Set exercise:
Leave out the pictures and return every entry exactly as it appears.

══════════

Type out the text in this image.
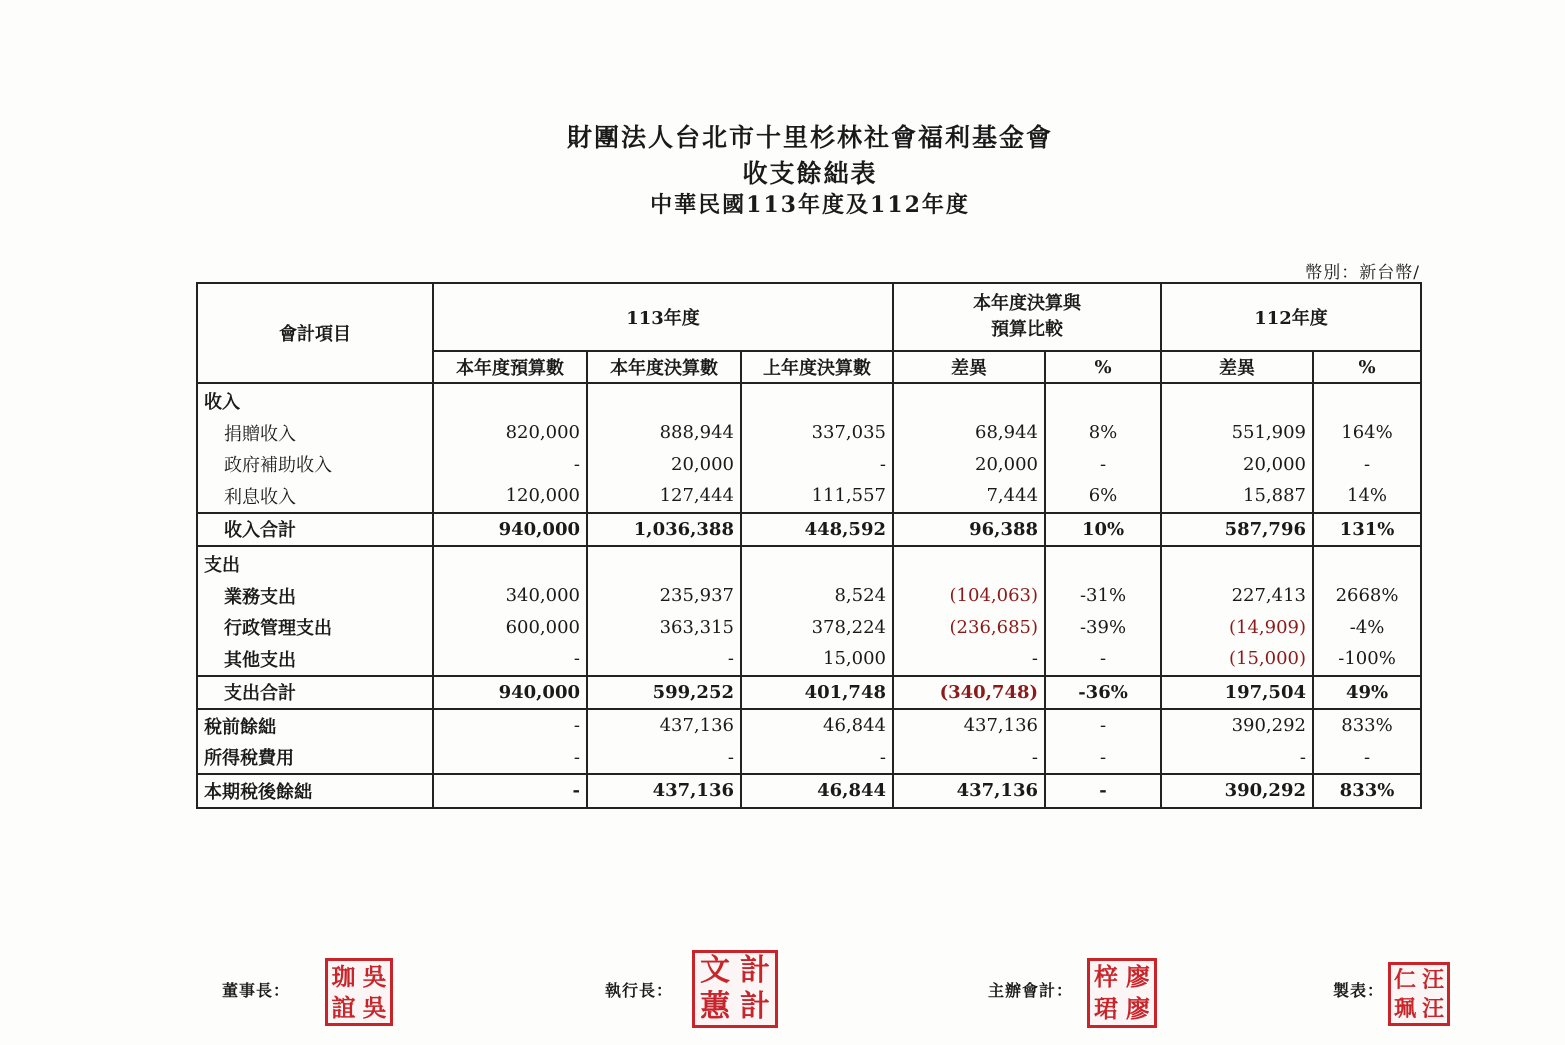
財團法人台北市十里杉林社會福利基金會
收支餘絀表
中華民國113年度及112年度
幣別：新台幣/
會計項目	113年度			本年度決算與
預算比較		112年度	
	本年度預算數	本年度決算數	上年度決算數	差異	%	差異	%
收入							
捐贈收入	820,000	888,944	337,035	68,944	8%	551,909	164%
政府補助收入	-	20,000	-	20,000	-	20,000	-
利息收入	120,000	127,444	111,557	7,444	6%	15,887	14%
收入合計	940,000	1,036,388	448,592	96,388	10%	587,796	131%
支出							
業務支出	340,000	235,937	8,524	(104,063)	-31%	227,413	2668%
行政管理支出	600,000	363,315	378,224	(236,685)	-39%	(14,909)	-4%
其他支出	-	-	15,000	-	-	(15,000)	-100%
支出合計	940,000	599,252	401,748	(340,748)	-36%	197,504	49%
稅前餘絀	-	437,136	46,844	437,136	-	390,292	833%
所得稅費用	-	-	-	-	-	-	-
本期稅後餘絀	-	437,136	46,844	437,136	-	390,292	833%
董事長： 珈 吳
誼 吳
執行長：
文 計
蕙 計	主辦會計： 梓 廖
珺 廖
製表： 仁 汪
珮 汪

══════════

The response:
Type out the text in this image.
財團法人台北市十里杉林社會福利基金會
收支餘絀表
中華民國113年度及112年度
幣別：新台幣/
會計項目	113年度			本年度決算與
預算比較		112年度	
	本年度預算數	本年度決算數	上年度決算數	差異	%	差異	%
收入							
捐贈收入	820,000	888,944	337,035	68,944	8%	551,909	164%
政府補助收入	-	20,000	-	20,000	-	20,000	-
利息收入	120,000	127,444	111,557	7,444	6%	15,887	14%
收入合計	940,000	1,036,388	448,592	96,388	10%	587,796	131%
支出							
業務支出	340,000	235,937	8,524	(104,063)	-31%	227,413	2668%
行政管理支出	600,000	363,315	378,224	(236,685)	-39%	(14,909)	-4%
其他支出	-	-	15,000	-	-	(15,000)	-100%
支出合計	940,000	599,252	401,748	(340,748)	-36%	197,504	49%
稅前餘絀	-	437,136	46,844	437,136	-	390,292	833%
所得稅費用	-	-	-	-	-	-	-
本期稅後餘絀	-	437,136	46,844	437,136	-	390,292	833%
董事長： 珈 吳
誼 吳
執行長：
文 計
蕙 計	主辦會計： 梓 廖
珺 廖
製表： 仁 汪
珮 汪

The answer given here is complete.